## Provided information
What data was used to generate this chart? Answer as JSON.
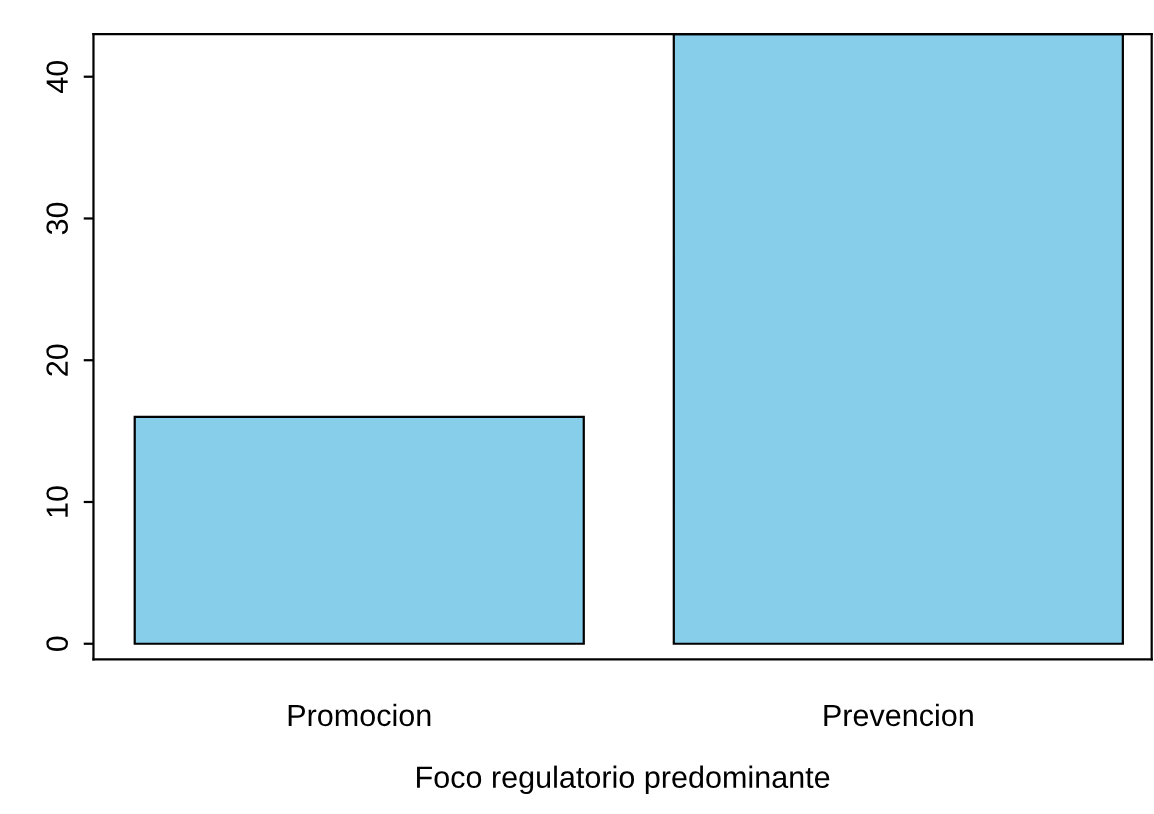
{
  "chart_data": {
    "type": "bar",
    "xlabel": "Foco regulatorio predominante",
    "categories": [
      "Promocion",
      "Prevencion"
    ],
    "values": [
      16,
      43
    ],
    "color": "#87ceeb",
    "ylim": [
      -1.1,
      43
    ],
    "yticks": [
      0,
      10,
      20,
      30,
      40
    ],
    "grid": false
  }
}
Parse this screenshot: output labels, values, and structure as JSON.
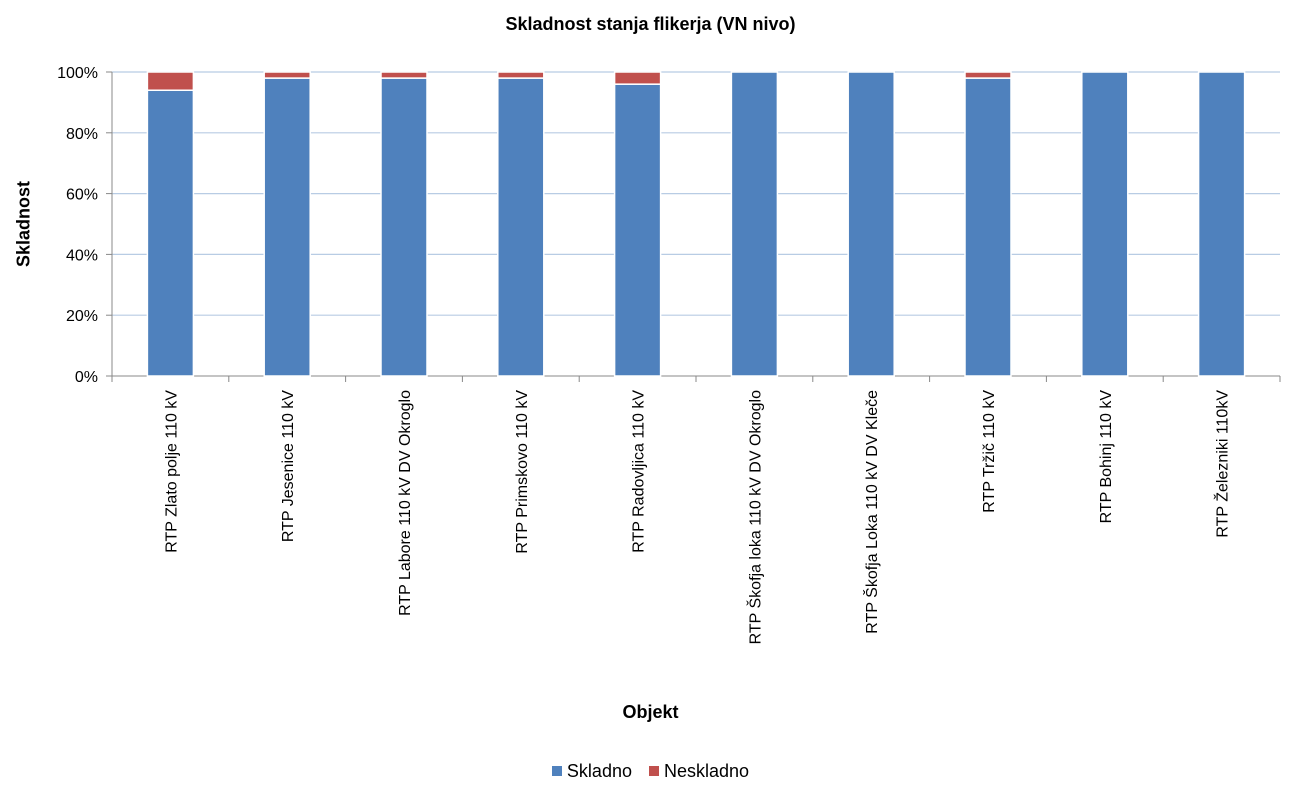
{
  "colors": {
    "skladno": "#4F81BD",
    "neskladno": "#C0504D",
    "grid": "#B8CCE4",
    "axis": "#888888"
  },
  "chart_data": {
    "type": "bar",
    "stacked": true,
    "title": "Skladnost stanja flikerja (VN nivo)",
    "xlabel": "Objekt",
    "ylabel": "Skladnost",
    "ylim": [
      0,
      100
    ],
    "yticks": [
      "0%",
      "20%",
      "40%",
      "60%",
      "80%",
      "100%"
    ],
    "grid": true,
    "legend_position": "bottom",
    "categories": [
      "RTP Zlato polje 110 kV",
      "RTP Jesenice 110 kV",
      "RTP Labore 110 kV DV Okroglo",
      "RTP Primskovo 110 kV",
      "RTP Radovljica 110 kV",
      "RTP Škofja loka 110 kV DV Okroglo",
      "RTP Škofja Loka 110 kV DV Kleče",
      "RTP Tržič 110 kV",
      "RTP Bohinj 110 kV",
      "RTP Železniki 110kV"
    ],
    "series": [
      {
        "name": "Skladno",
        "values": [
          94,
          98,
          98,
          98,
          96,
          100,
          100,
          98,
          100,
          100
        ]
      },
      {
        "name": "Neskladno",
        "values": [
          6,
          2,
          2,
          2,
          4,
          0,
          0,
          2,
          0,
          0
        ]
      }
    ]
  }
}
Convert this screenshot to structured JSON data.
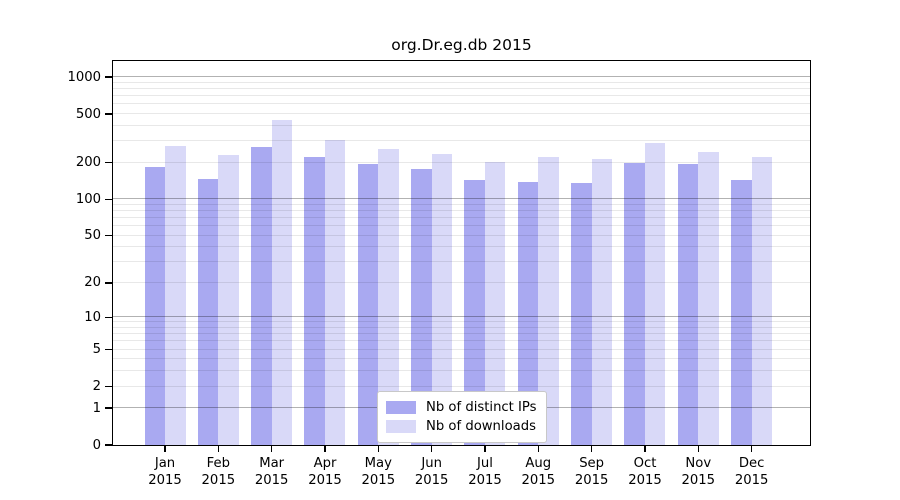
{
  "chart_data": {
    "type": "bar",
    "title": "org.Dr.eg.db 2015",
    "categories": [
      "Jan",
      "Feb",
      "Mar",
      "Apr",
      "May",
      "Jun",
      "Jul",
      "Aug",
      "Sep",
      "Oct",
      "Nov",
      "Dec"
    ],
    "category_year": "2015",
    "series": [
      {
        "name": "Nb of distinct IPs",
        "color": "#a9a9f1",
        "values": [
          185,
          146,
          270,
          222,
          196,
          178,
          145,
          140,
          137,
          198,
          194,
          145
        ]
      },
      {
        "name": "Nb of downloads",
        "color": "#d9d9f8",
        "values": [
          272,
          230,
          445,
          305,
          260,
          234,
          202,
          222,
          216,
          289,
          244,
          222
        ]
      }
    ],
    "yscale": "log10(v+1)",
    "ylim": [
      0,
      1355
    ],
    "yticks": [
      0,
      1,
      2,
      5,
      10,
      20,
      50,
      100,
      200,
      500,
      1000
    ],
    "grid": "horizontal minor and major gridlines drawn over bars",
    "legend_position": "bottom-center"
  },
  "colors": {
    "background": "#ffffff",
    "axis": "#000000",
    "grid_major": "rgba(0,0,0,0.30)",
    "grid_minor": "rgba(0,0,0,0.09)",
    "legend_border": "#c8c8c8",
    "legend_bg": "#ffffff",
    "text": "#000000"
  }
}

## Exercise task
Across the data, tally the lines containing "JSON" and give back the number alone.

## Exercise response
3